(Extracted lines)
----------

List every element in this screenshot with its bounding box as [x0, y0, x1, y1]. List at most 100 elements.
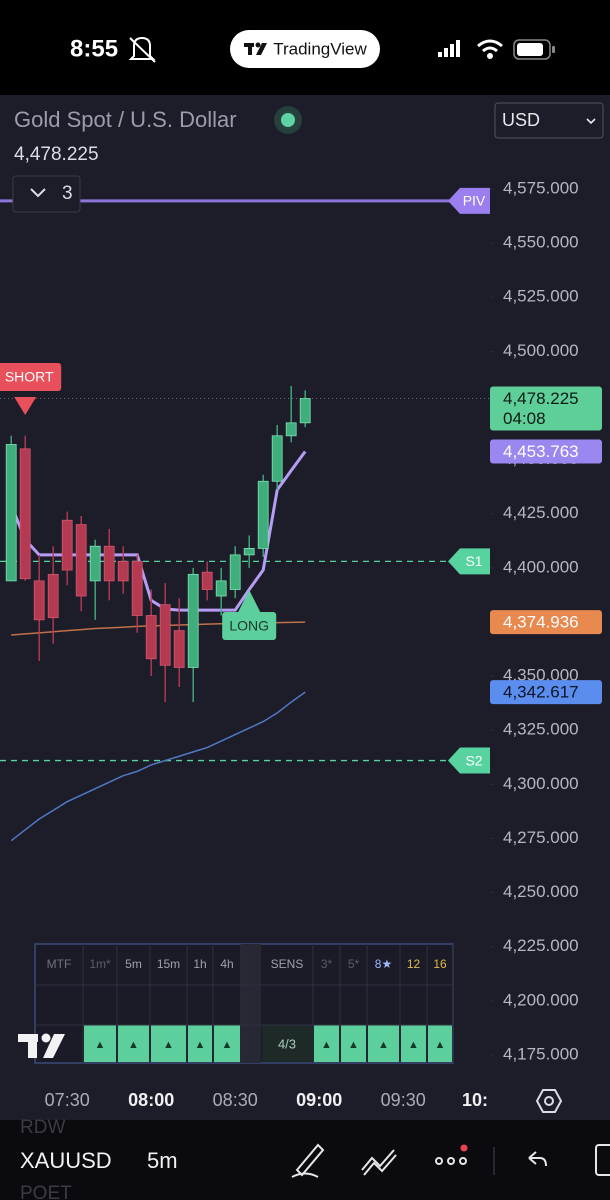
- signal-icon: [438, 40, 460, 57]
- signal-arrow: [238, 589, 261, 612]
- y-tick-label: 4,550.000: [503, 233, 579, 252]
- mtf-table: MTF 1m* ▲ 5m ▲ 15m ▲ 1h ▲ 4h ▲ SENS 4/3 3* ▲ 5* ▲ 8★ ▲ 12 ▲ 1…: [18, 943, 454, 1064]
- candle-body: [47, 573, 59, 619]
- candle-body: [159, 604, 171, 666]
- price-axis: 4,575.000 4,550.000 4,525.000 4,500.000 4,47…: [490, 178, 602, 1063]
- watchlist-next[interactable]: POET: [20, 1183, 72, 1200]
- settings-icon[interactable]: [535, 1089, 563, 1113]
- table-cell: [368, 1025, 399, 1062]
- undo[interactable]: [528, 1151, 547, 1167]
- table-header: 4h: [220, 957, 233, 971]
- candle-body: [173, 630, 185, 668]
- price-label-box: [490, 610, 602, 635]
- interval[interactable]: 5m: [147, 1148, 178, 1173]
- fullscreen[interactable]: [595, 1144, 610, 1176]
- y-tick-label: 4,525.000: [503, 287, 579, 306]
- y-tick-label: 4,300.000: [503, 774, 579, 793]
- candle-body: [299, 398, 311, 424]
- level-tag: [448, 548, 490, 575]
- candle-body: [103, 545, 115, 582]
- table-cell-label: 4/3: [278, 1036, 296, 1051]
- candle-body: [75, 524, 87, 597]
- signal-box: [222, 611, 277, 640]
- price-label-box: [490, 439, 602, 464]
- y-tick-label: 4,325.000: [503, 720, 579, 739]
- candle-body: [131, 560, 143, 616]
- y-tick-label: 4,175.000: [503, 1044, 579, 1063]
- signal-arrow: [14, 397, 37, 416]
- candle-body: [89, 545, 101, 582]
- table-cell: [262, 1025, 312, 1062]
- time-axis: 07:30 08:00 08:30 09:00 09:30 10:: [45, 1090, 488, 1110]
- x-tick-label: 08:30: [213, 1090, 258, 1110]
- price-label: 4,342.617: [503, 683, 579, 702]
- table-cell-label: ▲: [321, 1039, 332, 1051]
- candle-body: [117, 560, 129, 582]
- battery-icon: [513, 39, 555, 60]
- currency-chevron: [586, 118, 596, 125]
- market-status-dot: [281, 113, 295, 127]
- app-pill[interactable]: [230, 30, 380, 68]
- table-cell-label: ▲: [408, 1039, 419, 1051]
- y-tick-label: 4,200.000: [503, 990, 579, 1009]
- symbol[interactable]: XAUUSD: [20, 1148, 112, 1173]
- watchlist-prev[interactable]: RDW: [20, 1117, 65, 1138]
- candle-body: [257, 480, 269, 549]
- level-label: S2: [465, 752, 482, 768]
- table-cell: [341, 1025, 366, 1062]
- table-cell: [314, 1025, 339, 1062]
- candle-body: [5, 444, 17, 582]
- app-name: TradingView: [273, 39, 367, 58]
- candle-body: [187, 573, 199, 668]
- table-cell: [214, 1025, 240, 1062]
- currency: USD: [502, 110, 540, 130]
- table-cell: [151, 1025, 186, 1062]
- table-header: SENS: [271, 957, 304, 971]
- clock: 8:55: [70, 35, 118, 62]
- y-tick-label: 4,575.000: [503, 178, 579, 197]
- candle-body: [229, 554, 241, 590]
- table-cell-label: ▲: [95, 1039, 106, 1051]
- price-label: 4,374.936: [503, 613, 579, 632]
- y-tick-label: 4,425.000: [503, 503, 579, 522]
- table-header: MTF: [47, 957, 72, 971]
- table-cell: [118, 1025, 149, 1062]
- table-header: 16: [433, 957, 447, 971]
- table-cell-label: ▲: [222, 1039, 233, 1051]
- currency-select[interactable]: [494, 102, 604, 139]
- y-tick-label: 4,250.000: [503, 882, 579, 901]
- candle-body: [61, 519, 73, 571]
- wifi-icon: [477, 39, 503, 59]
- table-cell: [188, 1025, 212, 1062]
- indicator-tool[interactable]: [361, 1149, 397, 1176]
- price-label: 4,453.763: [503, 442, 579, 461]
- more-menu[interactable]: [435, 1157, 467, 1165]
- table-header: 15m: [157, 957, 180, 971]
- logo-stem: [28, 1034, 37, 1058]
- table-gap: [241, 944, 261, 1063]
- last-price: 4,478.225: [14, 144, 99, 165]
- table-header: 5*: [348, 957, 360, 971]
- y-tick-label: 4,500.000: [503, 341, 579, 360]
- table-header: 12: [407, 957, 421, 971]
- level-label: PIV: [463, 193, 486, 209]
- candle-body: [145, 615, 157, 660]
- notification-dot: [460, 1144, 468, 1152]
- chevron: [30, 188, 46, 198]
- y-tick-label: 4,350.000: [503, 666, 579, 685]
- candle-body: [33, 580, 45, 621]
- table-cell-label: ▲: [348, 1039, 359, 1051]
- y-tick-label: 4,275.000: [503, 828, 579, 847]
- table-cell-label: ▲: [378, 1039, 389, 1051]
- candle-body: [243, 547, 255, 556]
- indicators-toggle[interactable]: [12, 175, 81, 213]
- plot: SHORT LONG: [0, 199, 490, 842]
- signal-label: LONG: [229, 618, 269, 634]
- indicators-count: 3: [62, 183, 73, 204]
- draw-tool[interactable]: [291, 1143, 325, 1178]
- table-cell-label: ▲: [163, 1039, 174, 1051]
- level-tag: [448, 747, 490, 774]
- table-cell-label: ▲: [435, 1039, 446, 1051]
- y-tick-label: 4,400.000: [503, 557, 579, 576]
- x-tick-label: 09:00: [296, 1090, 342, 1110]
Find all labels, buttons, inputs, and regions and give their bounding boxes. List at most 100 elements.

----------

## [Given request]
Print all of the lines above word for word, omitting the pictures.

## [Answer to the problem]
List every element in this screenshot with its bounding box as [x0, y0, x1, y1]. List at most 100 elements.
- signal-icon: [438, 40, 460, 57]
- signal-arrow: [238, 589, 261, 612]
- y-tick-label: 4,550.000: [503, 233, 579, 252]
- mtf-table: MTF 1m* ▲ 5m ▲ 15m ▲ 1h ▲ 4h ▲ SENS 4/3 3* ▲ 5* ▲ 8★ ▲ 12 ▲ 1…: [18, 943, 454, 1064]
- candle-body: [47, 573, 59, 619]
- candle-body: [159, 604, 171, 666]
- price-axis: 4,575.000 4,550.000 4,525.000 4,500.000 4,47…: [490, 178, 602, 1063]
- watchlist-next[interactable]: POET: [20, 1183, 72, 1200]
- settings-icon[interactable]: [535, 1089, 563, 1113]
- table-cell: [368, 1025, 399, 1062]
- undo[interactable]: [528, 1151, 547, 1167]
- table-header: 4h: [220, 957, 233, 971]
- candle-body: [173, 630, 185, 668]
- price-label-box: [490, 610, 602, 635]
- interval[interactable]: 5m: [147, 1148, 178, 1173]
- fullscreen[interactable]: [595, 1144, 610, 1176]
- y-tick-label: 4,525.000: [503, 287, 579, 306]
- y-tick-label: 4,300.000: [503, 774, 579, 793]
- candle-body: [299, 398, 311, 424]
- level-tag: [448, 548, 490, 575]
- candle-body: [103, 545, 115, 582]
- table-cell-label: 4/3: [278, 1036, 296, 1051]
- candle-body: [75, 524, 87, 597]
- signal-box: [222, 611, 277, 640]
- price-label-box: [490, 439, 602, 464]
- y-tick-label: 4,325.000: [503, 720, 579, 739]
- candle-body: [131, 560, 143, 616]
- y-tick-label: 4,175.000: [503, 1044, 579, 1063]
- signal-arrow: [14, 397, 37, 416]
- candle-body: [89, 545, 101, 582]
- table-cell: [262, 1025, 312, 1062]
- time-axis: 07:30 08:00 08:30 09:00 09:30 10:: [45, 1090, 488, 1110]
- x-tick-label: 08:30: [213, 1090, 258, 1110]
- price-label: 4,342.617: [503, 683, 579, 702]
- table-cell-label: ▲: [321, 1039, 332, 1051]
- candle-body: [117, 560, 129, 582]
- battery-icon: [513, 39, 555, 60]
- currency-chevron: [586, 118, 596, 125]
- market-status-dot: [281, 113, 295, 127]
- app-pill[interactable]: [230, 30, 380, 68]
- table-cell-label: ▲: [408, 1039, 419, 1051]
- y-tick-label: 4,200.000: [503, 990, 579, 1009]
- symbol[interactable]: XAUUSD: [20, 1148, 112, 1173]
- watchlist-prev[interactable]: RDW: [20, 1117, 65, 1138]
- candle-body: [257, 480, 269, 549]
- level-label: S2: [465, 752, 482, 768]
- table-cell: [341, 1025, 366, 1062]
- table-cell: [314, 1025, 339, 1062]
- candle-body: [5, 444, 17, 582]
- app-name: TradingView: [273, 39, 367, 58]
- candle-body: [187, 573, 199, 668]
- table-cell: [214, 1025, 240, 1062]
- currency: USD: [502, 110, 540, 130]
- table-cell: [151, 1025, 186, 1062]
- table-header: SENS: [271, 957, 304, 971]
- clock: 8:55: [70, 35, 118, 62]
- y-tick-label: 4,575.000: [503, 178, 579, 197]
- candle-body: [229, 554, 241, 590]
- table-cell-label: ▲: [95, 1039, 106, 1051]
- price-label: 4,374.936: [503, 613, 579, 632]
- y-tick-label: 4,425.000: [503, 503, 579, 522]
- table-header: MTF: [47, 957, 72, 971]
- table-cell: [118, 1025, 149, 1062]
- table-header: 16: [433, 957, 447, 971]
- table-cell-label: ▲: [222, 1039, 233, 1051]
- currency-select[interactable]: [494, 102, 604, 139]
- y-tick-label: 4,250.000: [503, 882, 579, 901]
- candle-body: [61, 519, 73, 571]
- wifi-icon: [477, 39, 503, 59]
- table-cell: [188, 1025, 212, 1062]
- indicator-tool[interactable]: [361, 1149, 397, 1176]
- price-label: 4,453.763: [503, 442, 579, 461]
- more-menu[interactable]: [435, 1157, 467, 1165]
- table-header: 15m: [157, 957, 180, 971]
- logo-stem: [28, 1034, 37, 1058]
- table-gap: [241, 944, 261, 1063]
- last-price: 4,478.225: [14, 144, 99, 165]
- table-header: 5*: [348, 957, 360, 971]
- y-tick-label: 4,500.000: [503, 341, 579, 360]
- table-header: 12: [407, 957, 421, 971]
- level-label: PIV: [463, 193, 486, 209]
- candle-body: [145, 615, 157, 660]
- notification-dot: [460, 1144, 468, 1152]
- chevron: [30, 188, 46, 198]
- y-tick-label: 4,350.000: [503, 666, 579, 685]
- candle-body: [33, 580, 45, 621]
- table-cell-label: ▲: [348, 1039, 359, 1051]
- y-tick-label: 4,275.000: [503, 828, 579, 847]
- table-cell-label: ▲: [378, 1039, 389, 1051]
- candle-body: [243, 547, 255, 556]
- indicators-toggle[interactable]: [12, 175, 81, 213]
- plot: SHORT LONG: [0, 199, 490, 842]
- signal-label: LONG: [229, 618, 269, 634]
- indicators-count: 3: [62, 183, 73, 204]
- draw-tool[interactable]: [291, 1143, 325, 1178]
- table-cell-label: ▲: [163, 1039, 174, 1051]
- level-tag: [448, 747, 490, 774]
- table-cell-label: ▲: [435, 1039, 446, 1051]
- y-tick-label: 4,400.000: [503, 557, 579, 576]
- x-tick-label: 09:00: [296, 1090, 342, 1110]
Find all labels, buttons, inputs, and regions and give their bounding boxes. List at most 100 elements.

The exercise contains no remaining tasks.